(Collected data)
※
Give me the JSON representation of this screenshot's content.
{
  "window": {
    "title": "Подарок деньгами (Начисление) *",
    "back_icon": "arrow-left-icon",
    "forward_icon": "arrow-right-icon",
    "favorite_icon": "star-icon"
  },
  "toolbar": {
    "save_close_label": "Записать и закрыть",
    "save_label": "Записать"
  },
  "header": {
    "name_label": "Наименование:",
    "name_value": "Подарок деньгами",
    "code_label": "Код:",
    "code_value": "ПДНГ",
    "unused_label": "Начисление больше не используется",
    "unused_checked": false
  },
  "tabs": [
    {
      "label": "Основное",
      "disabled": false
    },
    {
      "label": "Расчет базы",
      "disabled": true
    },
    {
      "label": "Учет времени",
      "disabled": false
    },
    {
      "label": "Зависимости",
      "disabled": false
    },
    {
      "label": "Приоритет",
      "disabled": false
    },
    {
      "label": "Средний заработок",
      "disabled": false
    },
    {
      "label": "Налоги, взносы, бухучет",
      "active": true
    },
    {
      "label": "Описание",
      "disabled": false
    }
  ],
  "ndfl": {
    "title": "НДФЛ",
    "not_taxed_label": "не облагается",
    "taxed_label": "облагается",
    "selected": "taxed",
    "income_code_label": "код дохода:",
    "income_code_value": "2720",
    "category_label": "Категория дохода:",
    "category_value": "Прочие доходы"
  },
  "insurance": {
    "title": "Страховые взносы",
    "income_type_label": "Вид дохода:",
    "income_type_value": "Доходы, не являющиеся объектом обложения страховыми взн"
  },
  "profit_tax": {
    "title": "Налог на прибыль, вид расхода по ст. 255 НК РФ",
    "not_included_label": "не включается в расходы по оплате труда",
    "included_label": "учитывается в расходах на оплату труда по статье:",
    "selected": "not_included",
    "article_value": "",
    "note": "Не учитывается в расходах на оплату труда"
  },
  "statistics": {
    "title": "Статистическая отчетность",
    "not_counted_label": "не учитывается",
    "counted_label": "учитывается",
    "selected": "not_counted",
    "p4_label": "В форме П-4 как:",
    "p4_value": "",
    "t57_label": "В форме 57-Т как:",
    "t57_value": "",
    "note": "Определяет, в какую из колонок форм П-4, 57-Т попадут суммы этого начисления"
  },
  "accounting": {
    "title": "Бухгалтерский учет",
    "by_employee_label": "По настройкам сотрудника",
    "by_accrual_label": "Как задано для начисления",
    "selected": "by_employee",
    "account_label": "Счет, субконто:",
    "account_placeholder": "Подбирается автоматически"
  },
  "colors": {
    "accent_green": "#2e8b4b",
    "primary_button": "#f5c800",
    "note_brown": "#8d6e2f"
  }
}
※
(Work to do): Gather all lines with the string "облагается" from the data.

(Task result):
    "not_taxed_label": "не облагается",
    "taxed_label": "облагается",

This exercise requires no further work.